TEXT
= = = = = = =
Does anyone know whether it might be possible to use the javax.crypto.Cipher class to progressively fill a sequential chain of fixed size ByteBuffers (pooled buffers) with an arbitrary amount of encrypted data? Without allocating & filling any other intermediary buffer arrays, that is. The encryption for my particular case is AES in CBC mode.
I was hoping for something akin to CharsetEncoder’s encode(CharBuffer input, ByteBuffer output, boolean endOfInput) method, which allows a nice amount of control over writing the output including the ability to write up to a given limit and switch between output buffers as required.
At face value it would appear that this could be achieved using Cipher’s update(ByteBuffer input, ByteBuffer output) method where the limit of the input has been set prior to the call, ie. to avoid overrunning the capacity of the output buffer. If I’m understanding the API docs correctly though, a Cipher implementation may buffer any amount of encrypted data between calls to this method, so conceivably a single call to update() or doFinal() may require an output ByteBuffer with a larger capacity than that available from a fixed size buffer from a pool. In which case, according to the docs for both methods:
If output.remaining() bytes are insufficient to hold the result, a
ShortBufferException is thrown. In this case, repeat this call with a
larger output buffer. Use getOutputSize to determine how big the
output buffer should be.
Does anyone know if there might be a way around this? Perhaps some way of flushing the encrypted data between update() calls to prevent excessive buffer accumulation…? I haven’t yet gone down the path of trying CipherOutputStream. Again, the key goal is to directly populate a series of fixed size ByteBuffers with the encrypted data, without allocating/filling intermediary byte arrays.
= = = = = = =
DATASET EXTRACT

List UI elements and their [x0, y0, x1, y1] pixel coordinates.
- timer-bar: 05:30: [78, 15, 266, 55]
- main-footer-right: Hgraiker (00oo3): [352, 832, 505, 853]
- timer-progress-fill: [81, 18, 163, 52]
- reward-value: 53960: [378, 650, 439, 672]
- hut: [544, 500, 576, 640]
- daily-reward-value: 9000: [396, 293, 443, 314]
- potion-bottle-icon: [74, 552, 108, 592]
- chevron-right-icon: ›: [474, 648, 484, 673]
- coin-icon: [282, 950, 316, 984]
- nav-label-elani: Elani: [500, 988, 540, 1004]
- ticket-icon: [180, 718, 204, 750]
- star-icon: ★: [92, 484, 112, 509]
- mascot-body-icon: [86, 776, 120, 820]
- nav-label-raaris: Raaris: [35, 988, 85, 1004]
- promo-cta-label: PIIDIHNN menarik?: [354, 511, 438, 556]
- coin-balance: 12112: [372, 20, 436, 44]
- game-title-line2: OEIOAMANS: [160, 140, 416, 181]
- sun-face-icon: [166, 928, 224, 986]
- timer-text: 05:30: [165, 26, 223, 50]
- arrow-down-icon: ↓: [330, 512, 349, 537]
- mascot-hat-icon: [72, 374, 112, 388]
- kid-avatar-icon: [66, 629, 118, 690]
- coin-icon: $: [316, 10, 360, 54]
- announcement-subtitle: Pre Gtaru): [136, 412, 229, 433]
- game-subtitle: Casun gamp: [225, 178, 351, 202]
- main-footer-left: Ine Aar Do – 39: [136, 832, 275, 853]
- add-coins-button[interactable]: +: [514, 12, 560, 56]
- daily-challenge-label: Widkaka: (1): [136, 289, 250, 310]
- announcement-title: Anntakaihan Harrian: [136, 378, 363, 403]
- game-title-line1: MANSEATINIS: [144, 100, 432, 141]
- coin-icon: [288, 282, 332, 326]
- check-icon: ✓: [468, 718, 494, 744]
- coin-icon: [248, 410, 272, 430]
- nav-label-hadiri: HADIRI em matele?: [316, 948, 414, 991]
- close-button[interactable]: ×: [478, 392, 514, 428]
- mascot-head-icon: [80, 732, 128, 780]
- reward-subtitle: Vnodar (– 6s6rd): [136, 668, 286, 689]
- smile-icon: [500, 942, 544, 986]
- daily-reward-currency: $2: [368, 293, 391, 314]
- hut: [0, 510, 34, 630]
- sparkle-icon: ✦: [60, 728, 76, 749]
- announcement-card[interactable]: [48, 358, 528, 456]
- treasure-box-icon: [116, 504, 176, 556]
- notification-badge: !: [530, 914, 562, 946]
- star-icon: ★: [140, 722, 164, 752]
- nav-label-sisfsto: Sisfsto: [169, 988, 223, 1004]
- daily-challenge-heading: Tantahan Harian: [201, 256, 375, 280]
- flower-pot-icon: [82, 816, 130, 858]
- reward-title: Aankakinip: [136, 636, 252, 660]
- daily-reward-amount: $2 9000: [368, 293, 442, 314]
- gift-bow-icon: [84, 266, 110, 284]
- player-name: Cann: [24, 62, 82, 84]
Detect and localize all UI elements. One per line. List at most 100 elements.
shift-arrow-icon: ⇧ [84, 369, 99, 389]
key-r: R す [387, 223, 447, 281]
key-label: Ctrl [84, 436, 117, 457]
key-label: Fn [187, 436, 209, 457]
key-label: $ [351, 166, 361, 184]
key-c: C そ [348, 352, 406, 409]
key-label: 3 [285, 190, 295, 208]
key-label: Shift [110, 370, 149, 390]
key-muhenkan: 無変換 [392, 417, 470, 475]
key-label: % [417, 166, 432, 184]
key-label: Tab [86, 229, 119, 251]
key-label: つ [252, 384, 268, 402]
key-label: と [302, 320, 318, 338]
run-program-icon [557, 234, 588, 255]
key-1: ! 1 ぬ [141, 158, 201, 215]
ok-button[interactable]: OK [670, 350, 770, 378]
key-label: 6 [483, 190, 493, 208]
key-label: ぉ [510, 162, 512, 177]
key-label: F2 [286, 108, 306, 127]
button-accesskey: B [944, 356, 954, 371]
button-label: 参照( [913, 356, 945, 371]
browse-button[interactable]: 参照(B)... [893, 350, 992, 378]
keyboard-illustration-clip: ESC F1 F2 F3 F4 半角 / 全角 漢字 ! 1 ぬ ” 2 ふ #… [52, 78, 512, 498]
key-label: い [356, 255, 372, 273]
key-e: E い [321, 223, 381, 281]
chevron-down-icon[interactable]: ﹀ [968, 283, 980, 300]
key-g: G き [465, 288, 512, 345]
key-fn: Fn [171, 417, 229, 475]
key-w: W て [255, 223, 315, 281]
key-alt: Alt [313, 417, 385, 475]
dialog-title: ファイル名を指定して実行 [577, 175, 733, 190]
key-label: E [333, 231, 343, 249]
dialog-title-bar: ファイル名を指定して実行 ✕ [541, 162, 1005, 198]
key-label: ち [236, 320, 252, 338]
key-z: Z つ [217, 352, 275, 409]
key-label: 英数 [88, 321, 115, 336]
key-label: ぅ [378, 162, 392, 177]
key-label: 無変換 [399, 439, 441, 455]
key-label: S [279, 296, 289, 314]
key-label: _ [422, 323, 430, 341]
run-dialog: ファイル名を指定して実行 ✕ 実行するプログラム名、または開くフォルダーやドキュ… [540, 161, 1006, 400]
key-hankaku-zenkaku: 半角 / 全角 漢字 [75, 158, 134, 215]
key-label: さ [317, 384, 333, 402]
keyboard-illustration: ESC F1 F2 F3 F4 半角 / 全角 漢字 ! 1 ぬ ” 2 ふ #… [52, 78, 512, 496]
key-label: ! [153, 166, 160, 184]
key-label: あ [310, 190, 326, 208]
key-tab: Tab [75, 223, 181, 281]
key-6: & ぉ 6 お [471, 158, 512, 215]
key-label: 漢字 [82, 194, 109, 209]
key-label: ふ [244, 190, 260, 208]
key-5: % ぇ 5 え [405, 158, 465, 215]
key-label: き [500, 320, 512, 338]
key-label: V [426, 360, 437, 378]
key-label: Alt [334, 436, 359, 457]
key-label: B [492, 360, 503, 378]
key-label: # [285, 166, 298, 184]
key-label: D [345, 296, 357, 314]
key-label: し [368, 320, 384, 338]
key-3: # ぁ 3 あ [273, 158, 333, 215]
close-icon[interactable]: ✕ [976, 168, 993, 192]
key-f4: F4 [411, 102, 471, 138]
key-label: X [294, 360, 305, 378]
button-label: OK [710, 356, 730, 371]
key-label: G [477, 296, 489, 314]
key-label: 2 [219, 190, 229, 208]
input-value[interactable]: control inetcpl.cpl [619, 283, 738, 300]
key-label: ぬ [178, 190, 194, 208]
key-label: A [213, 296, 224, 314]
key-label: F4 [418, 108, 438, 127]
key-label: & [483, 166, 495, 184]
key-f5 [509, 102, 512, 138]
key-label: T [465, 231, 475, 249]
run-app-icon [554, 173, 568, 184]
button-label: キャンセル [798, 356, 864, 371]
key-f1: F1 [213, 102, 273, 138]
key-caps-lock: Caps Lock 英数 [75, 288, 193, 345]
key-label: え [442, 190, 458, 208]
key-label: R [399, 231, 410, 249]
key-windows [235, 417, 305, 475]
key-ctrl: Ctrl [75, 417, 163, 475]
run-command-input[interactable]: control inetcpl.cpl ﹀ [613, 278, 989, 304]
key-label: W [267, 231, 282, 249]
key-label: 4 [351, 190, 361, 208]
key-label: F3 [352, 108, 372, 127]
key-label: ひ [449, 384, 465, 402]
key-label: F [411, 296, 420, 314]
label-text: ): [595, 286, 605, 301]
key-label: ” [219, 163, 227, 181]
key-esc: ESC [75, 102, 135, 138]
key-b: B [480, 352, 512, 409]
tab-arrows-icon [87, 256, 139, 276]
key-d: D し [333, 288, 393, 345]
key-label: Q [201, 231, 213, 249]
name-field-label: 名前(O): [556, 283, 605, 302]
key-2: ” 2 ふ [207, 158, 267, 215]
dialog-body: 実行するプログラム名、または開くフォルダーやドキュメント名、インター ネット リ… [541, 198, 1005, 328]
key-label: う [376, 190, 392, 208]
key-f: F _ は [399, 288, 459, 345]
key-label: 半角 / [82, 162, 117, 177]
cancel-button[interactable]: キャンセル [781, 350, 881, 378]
= = = = = = =
QUESTIONS ON THE MATERIAL
- a) For each statement, say whether it agrees with the text on the Cipher class, answering yes or no and quoting the deciding words of that text. (i) The encryption in the writer's own case is AES in CBC mode. (ii) The writer has already tried CipherOutputStream. (iii) According to the documentation, an output buffer with too few remaining bytes makes the call return without writing anything.
- b) Summarize the text on the Cipher class in two sentences.
- c) Write a further paragraph that continues the text on the Cipher class after its final sentence.
The material has no connection to the text on the Cipher class.

RESPONSES TO THE EXERCISE
- a)
(i) Yes: "The encryption for my particular case is AES in CBC mode."
(ii) No: "I haven’t yet gone down the path of trying CipherOutputStream."
(iii) No: "If output.remaining() bytes are insufficient to hold the result, a ShortBufferException is thrown."

- b) The writer asks whether javax.crypto.Cipher can progressively fill a sequential chain of fixed-size pooled ByteBuffers with AES-CBC encrypted data without allocating intermediary buffers, much as CharsetEncoder's encode method allows. Cipher's update(ByteBuffer input, ByteBuffer output) method seems suitable, but the documentation indicates that an implementation may buffer data between calls and throw a ShortBufferException when the output buffer is too small, so the writer asks for a workaround, such as flushing the encrypted data between update() calls.

- c)
For the benefit of anyone who ends up investigating similar needs:
I did end up using Cipher’s
update(ByteBuffer input, ByteBuffer output)method to populate a ByteBuffer, however it was using just the one output buffer rather than switching between a chain of fixed length ones. As the docs suggested (and as much as I tried to avoid this method), calls to getOutputSize() were used to get a ceiling on the output size of the next update() call, and a new buffer was allocated as necessary.There’s a limit to how much control you can have over the Cipher output, with or without using CipherOutputStream and its flush() method. It makes sense: if the first 15 bytes of input are submitted to a 128-bit (16 byte) block cipher such as AES, for example, output will always be withheld until further input is received. Flushing may prevent the cipher from buffering more than the block size of data but if you want to use
update(ByteBuffer input, ByteBuffer output)to neatly fill as much of the output as it can and then withhold the remaining output for the next call, then you’re out of luck – you would need to provide your own intermediary ‘overflow’ buffer to help dole out the bytes. It’s doable but a bit messy.